## Provided data
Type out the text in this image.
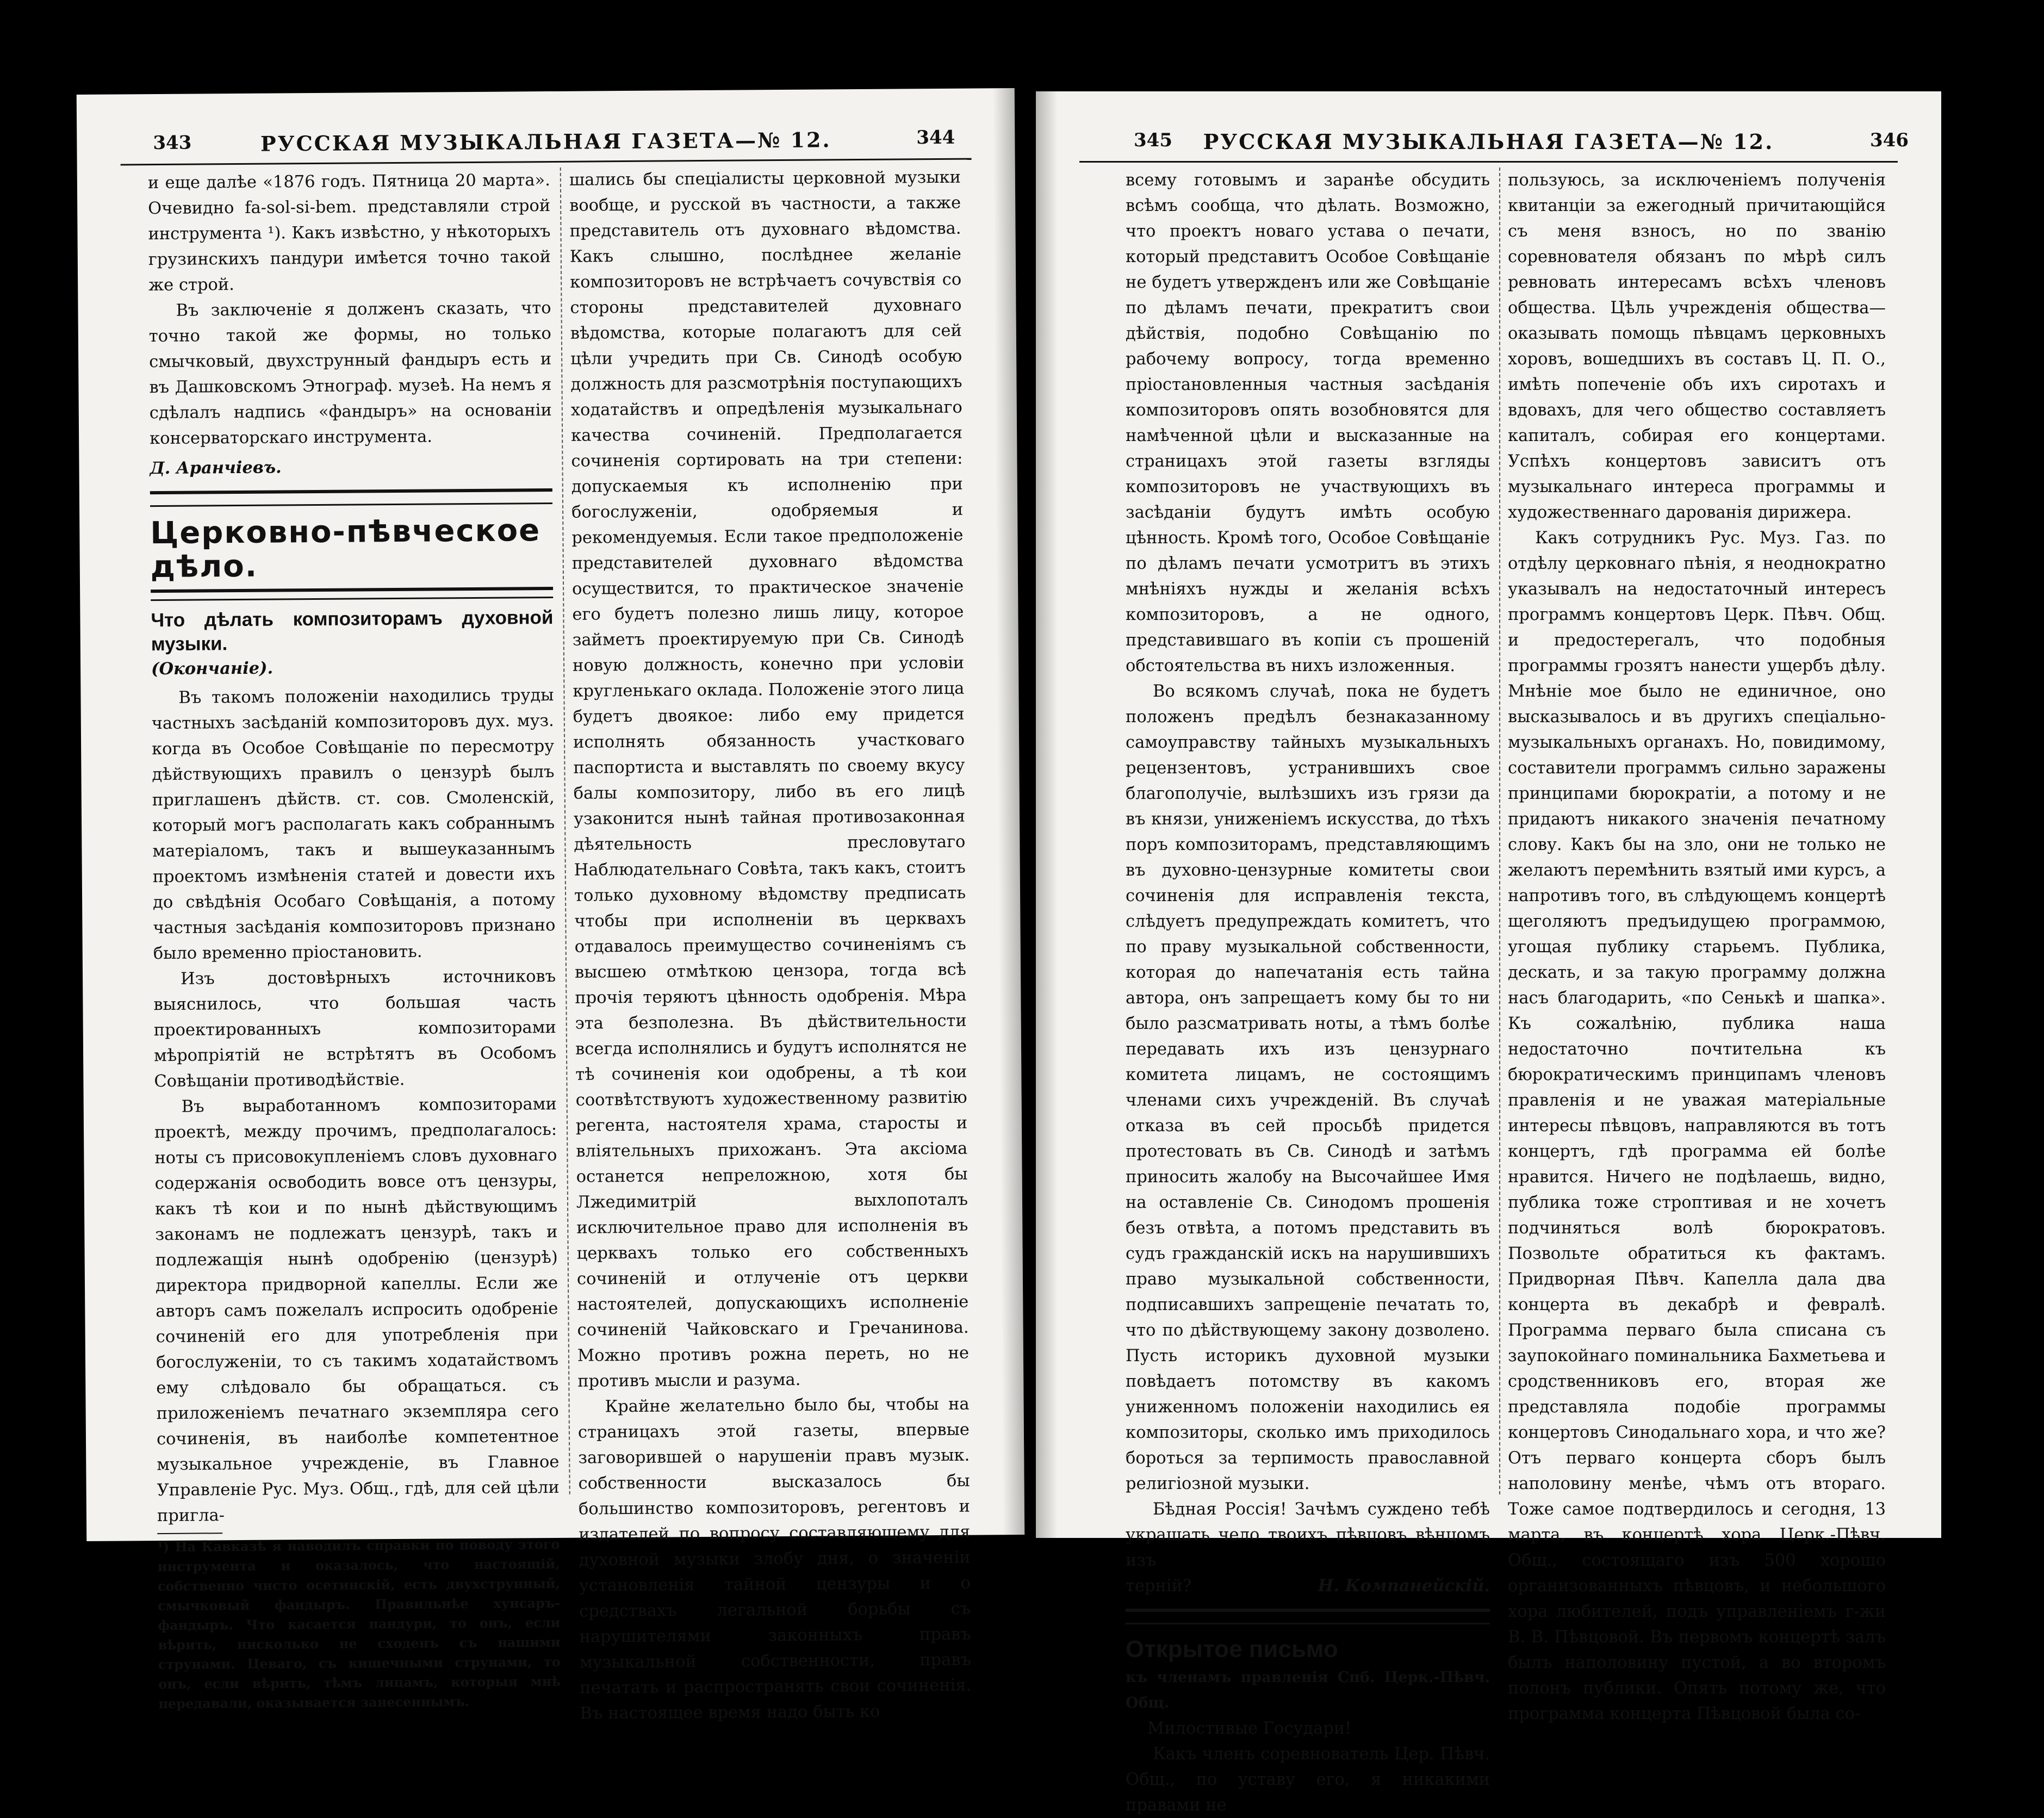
343	РУССКАЯ МУЗЫКАЛЬНАЯ ГАЗЕТА—№ 12.	344

и еще далѣе «1876 годъ. Пятница 20 марта». Очевидно fa-sol-si-bem. представляли строй инструмента ¹). Какъ извѣстно, у нѣкоторыхъ грузинскихъ пандури имѣется точно такой же строй.

Въ заключенiе я долженъ сказать, что точно такой же формы, но только смычковый, двухструнный фандыръ есть и въ Дашковскомъ Этнограф. музеѣ. На немъ я сдѣлалъ надпись «фандыръ» на основанiи консерваторскаго инструмента.

Д. Аранчiевъ.

Церковно-пѣвческое дѣло.

Что дѣлать композиторамъ духовной музыки.

(Окончанiе).

Въ такомъ положенiи находились труды частныхъ засѣданiй композиторовъ дух. муз. когда въ Особое Совѣщанiе по пересмотру дѣйствующихъ правилъ о цензурѣ былъ приглашенъ дѣйств. ст. сов. Смоленскiй, который могъ располагать какъ собраннымъ матерiаломъ, такъ и вышеуказаннымъ проектомъ измѣненiя статей и довести ихъ до свѣдѣнiя Особаго Совѣщанiя, а потому частныя засѣданiя композиторовъ признано было временно прiостановить.

Изъ достовѣрныхъ источниковъ выяснилось, что большая часть проектированныхъ композиторами мѣропрiятiй не встрѣтятъ въ Особомъ Совѣщанiи противодѣйствiе.

Въ выработанномъ композиторами проектѣ, между прочимъ, предполагалось: ноты съ присовокупленiемъ словъ духовнаго содержанiя освободить вовсе отъ цензуры, какъ тѣ кои и по нынѣ дѣйствующимъ законамъ не подлежатъ цензурѣ, такъ и подлежащiя нынѣ одобренiю (цензурѣ) директора придворной капеллы. Если же авторъ самъ пожелалъ испросить одобренiе сочиненiй его для употребленiя при богослуженiи, то съ такимъ ходатайствомъ ему слѣдовало бы обращаться. съ приложенiемъ печатнаго экземпляра сего сочиненiя, въ наиболѣе компетентное музыкальное учрежденiе, въ Главное Управленiе Рус. Муз. Общ., гдѣ, для сей цѣли пригла-

¹) На Кавказѣ я наводилъ справки по поводу этого инструмента и оказалось, что настоящiй, собственно чисто осетинскiй, есть двухструнный, смычковый фандыръ. Правильнѣе хунсаръ-фандыръ. Что касается пандури, то онъ, если вѣрить, нисколько не сходенъ съ нашими струнами. Цеваго, съ кишечными струнами, то онъ, если вѣрить, тѣмъ лицамъ, которыя мнѣ передавали, оказывается занесеннымъ.

шались бы спецiалисты церковной музыки вообще, и русской въ частности, а также представитель отъ духовнаго вѣдомства. Какъ слышно, послѣднее желанiе композиторовъ не встрѣчаетъ сочувствiя со стороны представителей духовнаго вѣдомства, которые полагаютъ для сей цѣли учредить при Св. Синодѣ особую должность для разсмотрѣнiя поступающихъ ходатайствъ и опредѣленiя музыкальнаго качества сочиненiй. Предполагается сочиненiя сортировать на три степени: допускаемыя къ исполненiю при богослуженiи, одобряемыя и рекомендуемыя. Если такое предположенiе представителей духовнаго вѣдомства осуществится, то практическое значенiе его будетъ полезно лишь лицу, которое займетъ проектируемую при Св. Синодѣ новую должность, конечно при условiи кругленькаго оклада. Положенiе этого лица будетъ двоякое: либо ему придется исполнять обязанность участковаго паспортиста и выставлять по своему вкусу балы композитору, либо въ его лицѣ узаконится нынѣ тайная противозаконная дѣятельность пресловутаго Наблюдательнаго Совѣта, такъ какъ, стоитъ только духовному вѣдомству предписать чтобы при исполненiи въ церквахъ отдавалось преимущество сочиненiямъ съ высшею отмѣткою цензора, тогда всѣ прочiя теряютъ цѣнность одобренiя. Мѣра эта безполезна. Въ дѣйствительности всегда исполнялись и будутъ исполнятся не тѣ сочиненiя кои одобрены, а тѣ кои соотвѣтствуютъ художественному развитiю регента, настоятеля храма, старосты и влiятельныхъ прихожанъ. Эта аксiома останется непреложною, хотя бы Лжедимитрiй выхлопоталъ исключительное право для исполненiя въ церквахъ только его собственныхъ сочиненiй и отлученiе отъ церкви настоятелей, допускающихъ исполненiе сочиненiй Чайковскаго и Гречанинова. Можно противъ рожна переть, но не противъ мысли и разума.

Крайне желательно было бы, чтобы на страницахъ этой газеты, впервые заговорившей о нарушенiи правъ музык. собственности высказалось бы большинство композиторовъ, регентовъ и издателей по вопросу составляющему для духовной музыки злобу дня, о значенiи установленiя тайной цензуры и о средствахъ легальной борьбы съ нарушителями законныхъ правъ музыкальной собственности, правъ печатать и распространять свои сочиненiя. Въ настоящее время надо быть ко

345	РУССКАЯ МУЗЫКАЛЬНАЯ ГАЗЕТА—№ 12.	346

всему готовымъ и заранѣе обсудить всѣмъ сообща, что дѣлать. Возможно, что проектъ новаго устава о печати, который представитъ Особое Совѣщанiе не будетъ утвержденъ или же Совѣщанiе по дѣламъ печати, прекратитъ свои дѣйствiя, подобно Совѣщанiю по рабочему вопросу, тогда временно прiостановленныя частныя засѣданiя композиторовъ опять возобновятся для намѣченной цѣли и высказанные на страницахъ этой газеты взгляды композиторовъ не участвующихъ въ засѣданiи будутъ имѣть особую цѣнность. Кромѣ того, Особое Совѣщанiе по дѣламъ печати усмотритъ въ этихъ мнѣнiяхъ нужды и желанiя всѣхъ композиторовъ, а не одного, представившаго въ копiи съ прошенiй обстоятельства въ нихъ изложенныя.

Во всякомъ случаѣ, пока не будетъ положенъ предѣлъ безнаказанному самоуправству тайныхъ музыкальныхъ рецензентовъ, устранившихъ свое благополучiе, вылѣзшихъ изъ грязи да въ князи, униженiемъ искусства, до тѣхъ поръ композиторамъ, представляющимъ въ духовно-цензурные комитеты свои сочиненiя для исправленiя текста, слѣдуетъ предупреждать комитетъ, что по праву музыкальной собственности, которая до напечатанiя есть тайна автора, онъ запрещаетъ кому бы то ни было разсматривать ноты, а тѣмъ болѣе передавать ихъ изъ цензурнаго комитета лицамъ, не состоящимъ членами сихъ учрежденiй. Въ случаѣ отказа въ сей просьбѣ придется протестовать въ Св. Синодѣ и затѣмъ приносить жалобу на Высочайшее Имя на оставленiе Св. Синодомъ прошенiя безъ отвѣта, а потомъ представить въ судъ гражданскiй искъ на нарушившихъ право музыкальной собственности, подписавшихъ запрещенiе печатать то, что по дѣйствующему закону дозволено. Пусть историкъ духовной музыки повѣдаетъ потомству въ какомъ униженномъ положенiи находились ея композиторы, сколько имъ приходилось бороться за терпимость православной религiозной музыки.

Бѣдная Россiя! Зачѣмъ суждено тебѣ украшать чело твоихъ пѣвцовъ вѣнцомъ изъ

тернiй?	Н. Компанейскiй.

Открытое письмо

къ членамъ правленiя Спб. Церк.-Пѣвч. Общ.

Милостивые Государи!

Какъ членъ соревнователь Цер. Пѣвч. Общ., по уставу его, я никакими правами не

пользуюсь, за исключенiемъ полученiя квитанцiи за ежегодный причитающiйся съ меня взносъ, но по званiю соревнователя обязанъ по мѣрѣ силъ ревновать интересамъ всѣхъ членовъ общества. Цѣль учрежденiя общества—оказывать помощь пѣвцамъ церковныхъ хоровъ, вошедшихъ въ составъ Ц. П. О., имѣть попеченiе объ ихъ сиротахъ и вдовахъ, для чего общество составляетъ капиталъ, собирая его концертами. Успѣхъ концертовъ зависитъ отъ музыкальнаго интереса программы и художественнаго дарованiя дирижера.

Какъ сотрудникъ Рус. Муз. Газ. по отдѣлу церковнаго пѣнiя, я неоднократно указывалъ на недостаточный интересъ программъ концертовъ Церк. Пѣвч. Общ. и предостерегалъ, что подобныя программы грозятъ нанести ущербъ дѣлу. Мнѣнiе мое было не единичное, оно высказывалось и въ другихъ спецiально-музыкальныхъ органахъ. Но, повидимому, составители программъ сильно заражены принципами бюрократiи, а потому и не придаютъ никакого значенiя печатному слову. Какъ бы на зло, они не только не желаютъ перемѣнить взятый ими курсъ, а напротивъ того, въ слѣдующемъ концертѣ щеголяютъ предъидущею программою, угощая публику старьемъ. Публика, дескать, и за такую программу должна насъ благодарить, «по Сенькѣ и шапка». Къ сожалѣнiю, публика наша недостаточно почтительна къ бюрократическимъ принципамъ членовъ правленiя и не уважая матерiальные интересы пѣвцовъ, направляются въ тотъ концертъ, гдѣ программа ей болѣе нравится. Ничего не подѣлаешь, видно, публика тоже строптивая и не хочетъ подчиняться волѣ бюрократовъ. Позвольте обратиться къ фактамъ. Придворная Пѣвч. Капелла дала два концерта въ декабрѣ и февралѣ. Программа перваго была списана съ заупокойнаго поминальника Бахметьева и сродственниковъ его, вторая же представляла подобiе программы концертовъ Синодальнаго хора, и что же? Отъ перваго концерта сборъ былъ наполовину менѣе, чѣмъ отъ втораго. Тоже самое подтвердилось и сегодня, 13 марта, въ концертѣ хора Церк.-Пѣвч. Общ., состоящаго изъ 500 хорошо организованныхъ пѣвцовъ, и небольшого хора любителей, подъ управленiемъ г-жи В. В. Пѣвцовой. Въ первомъ концертѣ залъ былъ наполовину пустой, а во второмъ полонъ публики. Опять потому же, что программа концерта Пѣвцовой была со-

## Task directions
Scan the material above for the string "смычковый" and report each line where you find it.

## The completed task
Въ заключенiе я долженъ сказать, что точно такой же формы, но только смычковый, двухструнный фандыръ есть и въ Дашковскомъ Этнограф. музеѣ. На немъ я сдѣлалъ надпись «фандыръ» на основанiи консерваторскаго инструмента.
¹) На Кавказѣ я наводилъ справки по поводу этого инструмента и оказалось, что настоящiй, собственно чисто осетинскiй, есть двухструнный, смычковый фандыръ. Правильнѣе хунсаръ-фандыръ. Что касается пандури, то онъ, если вѣрить, нисколько не сходенъ съ нашими струнами. Цеваго, съ кишечными струнами, то онъ, если вѣрить, тѣмъ лицамъ, которыя мнѣ передавали, оказывается занесеннымъ.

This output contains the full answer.